**Written exercise:** According to the FuzzyCMeans class documentation, what quantity does the algorithm minimize?

**Given passage:**
*-*-*
Class FuzzyCMeans<V extends NumberVector>

  • Type Parameters:
    V - Vector Type of the data, must be subclass of NumberVector
    All Implemented Interfaces:
    Algorithm, ClusteringAlgorithm<Clustering<MeanModel>>

    @Reference(authors="J. C. Dunn",title="A Fuzzy Relative of the ISODATA Process and Its Use in Detecting Compact Well-Separated Clusters",booktitle="Journal of Cybernetics 3(3)",url="https://doi.org/10.1080/01969727308546046",bibkey="doi:10.1080/01969727308546046") @Reference(authors="J. Bezdek",title="Pattern Recognition With Fuzzy Objective Function Algorithms",booktitle="Pattern Recognition With Fuzzy Objective Function Algorithms",url="https://doi.org/10.1007/978-1-4757-0450-1",bibkey="DBLP:books/sp/Bezdek81")
    public class FuzzyCMeans<V extends NumberVector>
    extends java.lang.Object
    implements ClusteringAlgorithm<Clustering<MeanModel>>
    Fuzzy Clustering developed by Dunn and revisited by Bezdek

    It minimizes the sum of squared distances times the weight of the assignment to the power m.

    Reference:

    J. C. Dunn
    A Fuzzy Relative of the ISODATA Process and Its Use in Detecting Compact Well-Separated Clusters
    Journal of Cybernetics 3(3)

    J. Bezdek
    Pattern Recognition With Fuzzy Objective Function Algorithms
    Springer, 1981

    Since:
    0.8.0
    Author:
    Robert Gehde
    • Nested Class Summary

      Nested Classes 
      Modifier and Type Class Description
      static class  FuzzyCMeans.Par
      Parameterization class.
    • Field Summary

      Fields 
      Modifier and Type Field Description
      private double delta
      Delta parameter
      (package private) KMeansInitialization initializer
      Produces initial cluster.
      private int k
      Number of clusters
      private static java.lang.String KEY
      Key for statistics logging.
      private static Logging LOG
      The logger for this class.
      private double m
      Weight exponent
      private int maxiter
      Maximum number of iterations to allow
      private int miniter
      Minimum number of iterations to do
      private boolean soft
      Retain soft assignments.
      static SimpleTypeInformation<double[]> SOFT_TYPE
      Soft assignment result type.
    • Constructor Summary

      Constructors 
      Constructor Description
      FuzzyCMeans​(int k, int miniter, int maxiter, double delta, double m, boolean soft, KMeansInitialization initialization)
      Constructor.
    • Field Detail

      • LOG

        private static final Logging LOG
        The logger for this class.
      • KEY

        private static final java.lang.String KEY
        Key for statistics logging.
      • k

        private int k
        Number of clusters
      • m

        private double m
        Weight exponent
      • delta

        private double delta
        Delta parameter
      • miniter

        private int miniter
        Minimum number of iterations to do
      • maxiter

        private int maxiter
        Maximum number of iterations to allow
      • soft

        private boolean soft
        Retain soft assignments.
*-*-*
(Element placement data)
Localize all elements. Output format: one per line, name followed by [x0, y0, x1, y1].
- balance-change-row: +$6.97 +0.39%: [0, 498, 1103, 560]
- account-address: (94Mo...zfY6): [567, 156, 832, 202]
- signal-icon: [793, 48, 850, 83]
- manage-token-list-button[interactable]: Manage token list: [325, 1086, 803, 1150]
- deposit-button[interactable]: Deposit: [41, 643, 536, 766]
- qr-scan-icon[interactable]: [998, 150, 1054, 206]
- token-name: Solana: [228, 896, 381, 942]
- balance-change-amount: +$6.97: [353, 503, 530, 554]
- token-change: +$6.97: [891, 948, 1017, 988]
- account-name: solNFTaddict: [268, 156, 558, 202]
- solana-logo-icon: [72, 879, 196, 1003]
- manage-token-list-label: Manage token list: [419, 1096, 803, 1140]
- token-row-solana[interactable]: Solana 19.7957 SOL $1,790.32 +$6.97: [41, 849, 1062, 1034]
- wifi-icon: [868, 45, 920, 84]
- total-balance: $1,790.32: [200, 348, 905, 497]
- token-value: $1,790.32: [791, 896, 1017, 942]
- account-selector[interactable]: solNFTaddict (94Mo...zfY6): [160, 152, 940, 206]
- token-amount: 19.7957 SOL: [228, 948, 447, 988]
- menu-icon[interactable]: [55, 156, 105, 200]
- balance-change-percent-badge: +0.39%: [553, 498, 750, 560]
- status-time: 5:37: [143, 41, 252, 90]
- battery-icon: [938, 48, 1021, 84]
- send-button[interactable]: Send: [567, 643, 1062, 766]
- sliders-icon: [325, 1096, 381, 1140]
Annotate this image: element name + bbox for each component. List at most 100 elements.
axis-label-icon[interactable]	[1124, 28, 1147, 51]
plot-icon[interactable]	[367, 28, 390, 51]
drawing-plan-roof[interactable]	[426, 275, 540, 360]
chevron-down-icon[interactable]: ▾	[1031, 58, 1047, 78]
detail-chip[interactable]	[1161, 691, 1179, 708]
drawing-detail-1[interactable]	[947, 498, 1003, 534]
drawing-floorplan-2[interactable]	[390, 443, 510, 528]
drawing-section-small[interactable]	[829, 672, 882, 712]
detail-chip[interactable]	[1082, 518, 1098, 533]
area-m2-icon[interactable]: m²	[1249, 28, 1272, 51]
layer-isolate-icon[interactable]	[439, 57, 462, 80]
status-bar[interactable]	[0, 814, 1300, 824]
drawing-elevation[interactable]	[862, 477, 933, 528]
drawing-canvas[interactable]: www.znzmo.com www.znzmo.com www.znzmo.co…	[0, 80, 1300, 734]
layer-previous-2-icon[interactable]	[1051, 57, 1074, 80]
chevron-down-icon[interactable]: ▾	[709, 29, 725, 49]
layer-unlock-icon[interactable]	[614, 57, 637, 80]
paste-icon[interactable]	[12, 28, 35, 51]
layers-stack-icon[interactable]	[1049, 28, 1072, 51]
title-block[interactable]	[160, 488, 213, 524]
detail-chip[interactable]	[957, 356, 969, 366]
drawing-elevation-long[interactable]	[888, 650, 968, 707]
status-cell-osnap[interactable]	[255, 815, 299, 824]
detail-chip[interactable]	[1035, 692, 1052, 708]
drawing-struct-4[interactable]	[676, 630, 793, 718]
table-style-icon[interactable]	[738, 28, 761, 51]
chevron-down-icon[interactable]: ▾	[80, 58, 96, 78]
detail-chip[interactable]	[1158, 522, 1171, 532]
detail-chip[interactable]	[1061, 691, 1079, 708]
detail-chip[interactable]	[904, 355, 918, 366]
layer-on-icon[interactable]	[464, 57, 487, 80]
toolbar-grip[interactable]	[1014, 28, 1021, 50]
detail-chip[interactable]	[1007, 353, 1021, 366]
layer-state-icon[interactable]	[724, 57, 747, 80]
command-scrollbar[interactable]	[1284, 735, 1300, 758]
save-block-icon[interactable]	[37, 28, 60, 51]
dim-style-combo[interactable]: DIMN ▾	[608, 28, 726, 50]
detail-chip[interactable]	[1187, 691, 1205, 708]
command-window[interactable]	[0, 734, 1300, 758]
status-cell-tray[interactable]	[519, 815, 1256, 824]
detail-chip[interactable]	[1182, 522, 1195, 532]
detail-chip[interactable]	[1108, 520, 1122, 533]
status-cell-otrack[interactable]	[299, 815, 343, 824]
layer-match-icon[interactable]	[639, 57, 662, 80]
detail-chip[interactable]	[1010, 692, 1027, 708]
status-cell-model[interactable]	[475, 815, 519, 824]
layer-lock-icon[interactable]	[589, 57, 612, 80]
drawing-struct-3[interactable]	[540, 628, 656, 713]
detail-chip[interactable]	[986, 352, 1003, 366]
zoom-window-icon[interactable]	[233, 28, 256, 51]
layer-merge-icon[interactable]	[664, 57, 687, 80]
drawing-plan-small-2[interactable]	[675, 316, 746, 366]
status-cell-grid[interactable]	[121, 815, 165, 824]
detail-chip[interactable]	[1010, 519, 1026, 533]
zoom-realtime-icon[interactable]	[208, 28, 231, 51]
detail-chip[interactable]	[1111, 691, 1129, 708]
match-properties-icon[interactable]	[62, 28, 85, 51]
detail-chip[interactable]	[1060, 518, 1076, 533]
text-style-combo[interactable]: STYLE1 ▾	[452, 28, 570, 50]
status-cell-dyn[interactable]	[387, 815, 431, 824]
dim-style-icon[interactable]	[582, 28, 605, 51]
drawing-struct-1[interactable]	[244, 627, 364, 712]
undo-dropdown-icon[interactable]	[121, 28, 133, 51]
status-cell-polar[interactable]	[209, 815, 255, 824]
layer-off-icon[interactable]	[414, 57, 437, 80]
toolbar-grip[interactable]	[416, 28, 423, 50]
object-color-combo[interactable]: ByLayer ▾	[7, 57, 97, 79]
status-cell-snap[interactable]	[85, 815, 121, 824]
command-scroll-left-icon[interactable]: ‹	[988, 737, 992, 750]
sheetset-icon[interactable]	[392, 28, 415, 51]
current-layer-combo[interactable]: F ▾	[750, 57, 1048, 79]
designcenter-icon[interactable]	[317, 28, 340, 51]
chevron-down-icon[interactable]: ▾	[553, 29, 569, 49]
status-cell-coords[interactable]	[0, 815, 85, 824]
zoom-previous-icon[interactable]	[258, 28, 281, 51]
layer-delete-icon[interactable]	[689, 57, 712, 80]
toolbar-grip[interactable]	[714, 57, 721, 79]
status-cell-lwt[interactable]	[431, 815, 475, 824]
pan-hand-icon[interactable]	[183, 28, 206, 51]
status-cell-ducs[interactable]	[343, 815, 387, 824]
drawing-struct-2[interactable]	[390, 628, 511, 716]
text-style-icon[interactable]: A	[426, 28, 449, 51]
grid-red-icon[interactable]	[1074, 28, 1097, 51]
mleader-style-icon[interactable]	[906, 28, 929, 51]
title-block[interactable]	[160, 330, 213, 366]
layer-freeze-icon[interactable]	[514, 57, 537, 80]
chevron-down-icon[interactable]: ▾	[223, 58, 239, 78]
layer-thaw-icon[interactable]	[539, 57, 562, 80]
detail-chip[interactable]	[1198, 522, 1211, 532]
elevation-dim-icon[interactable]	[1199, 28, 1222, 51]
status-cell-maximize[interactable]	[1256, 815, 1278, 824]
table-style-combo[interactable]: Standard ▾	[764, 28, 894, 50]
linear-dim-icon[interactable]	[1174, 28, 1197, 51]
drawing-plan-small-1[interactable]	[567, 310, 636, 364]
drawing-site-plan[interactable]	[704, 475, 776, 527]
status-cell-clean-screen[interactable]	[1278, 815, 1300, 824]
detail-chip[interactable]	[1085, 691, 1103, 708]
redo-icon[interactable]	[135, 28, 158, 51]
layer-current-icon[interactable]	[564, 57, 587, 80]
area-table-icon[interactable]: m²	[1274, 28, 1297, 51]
*-*-*
**The answer:** The sum of squared distances times the weight of the assignment to the power m.